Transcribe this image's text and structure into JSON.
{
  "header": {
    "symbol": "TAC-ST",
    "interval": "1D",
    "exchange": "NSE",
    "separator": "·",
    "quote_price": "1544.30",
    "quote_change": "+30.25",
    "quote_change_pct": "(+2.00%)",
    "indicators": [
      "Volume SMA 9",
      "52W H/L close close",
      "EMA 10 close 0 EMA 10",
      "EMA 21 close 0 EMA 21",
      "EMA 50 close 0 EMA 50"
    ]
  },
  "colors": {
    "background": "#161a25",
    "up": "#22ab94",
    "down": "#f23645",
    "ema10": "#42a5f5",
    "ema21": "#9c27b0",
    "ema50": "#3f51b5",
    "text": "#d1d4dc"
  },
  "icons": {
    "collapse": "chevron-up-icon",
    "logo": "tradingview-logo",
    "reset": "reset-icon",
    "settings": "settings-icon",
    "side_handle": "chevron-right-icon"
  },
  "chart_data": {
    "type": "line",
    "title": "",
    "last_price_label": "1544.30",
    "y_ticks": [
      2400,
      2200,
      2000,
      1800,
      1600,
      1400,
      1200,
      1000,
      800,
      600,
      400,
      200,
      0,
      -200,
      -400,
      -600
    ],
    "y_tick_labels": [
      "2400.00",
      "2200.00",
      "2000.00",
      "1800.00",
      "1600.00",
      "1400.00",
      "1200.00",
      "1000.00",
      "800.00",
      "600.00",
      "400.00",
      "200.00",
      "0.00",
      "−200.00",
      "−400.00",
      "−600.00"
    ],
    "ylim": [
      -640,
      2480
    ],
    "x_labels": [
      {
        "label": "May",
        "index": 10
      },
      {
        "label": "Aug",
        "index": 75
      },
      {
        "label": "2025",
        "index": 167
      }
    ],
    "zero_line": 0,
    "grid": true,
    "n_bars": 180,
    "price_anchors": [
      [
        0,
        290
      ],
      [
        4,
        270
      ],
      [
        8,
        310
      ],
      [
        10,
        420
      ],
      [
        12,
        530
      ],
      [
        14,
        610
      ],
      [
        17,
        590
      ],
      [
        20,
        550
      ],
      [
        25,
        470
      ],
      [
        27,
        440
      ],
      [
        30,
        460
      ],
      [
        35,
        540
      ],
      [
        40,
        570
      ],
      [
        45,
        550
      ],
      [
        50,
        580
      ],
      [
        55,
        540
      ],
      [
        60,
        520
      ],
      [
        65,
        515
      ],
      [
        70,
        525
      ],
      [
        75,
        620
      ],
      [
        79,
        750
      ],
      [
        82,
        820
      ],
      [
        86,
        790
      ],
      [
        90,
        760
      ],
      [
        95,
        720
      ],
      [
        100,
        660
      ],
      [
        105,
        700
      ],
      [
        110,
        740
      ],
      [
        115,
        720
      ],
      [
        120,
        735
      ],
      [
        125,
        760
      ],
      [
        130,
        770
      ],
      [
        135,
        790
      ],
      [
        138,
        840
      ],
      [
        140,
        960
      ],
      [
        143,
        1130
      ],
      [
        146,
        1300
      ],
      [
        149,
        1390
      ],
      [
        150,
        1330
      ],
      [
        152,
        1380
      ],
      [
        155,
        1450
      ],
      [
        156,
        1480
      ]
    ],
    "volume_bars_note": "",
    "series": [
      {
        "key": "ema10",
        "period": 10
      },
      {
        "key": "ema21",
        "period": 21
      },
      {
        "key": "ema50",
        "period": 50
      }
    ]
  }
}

> _TASK_: Identify the lines that hold the word "chevron". Copy every one of them.

> _THE OUTPUT_:
    "collapse": "chevron-up-icon",
    "side_handle": "chevron-right-icon"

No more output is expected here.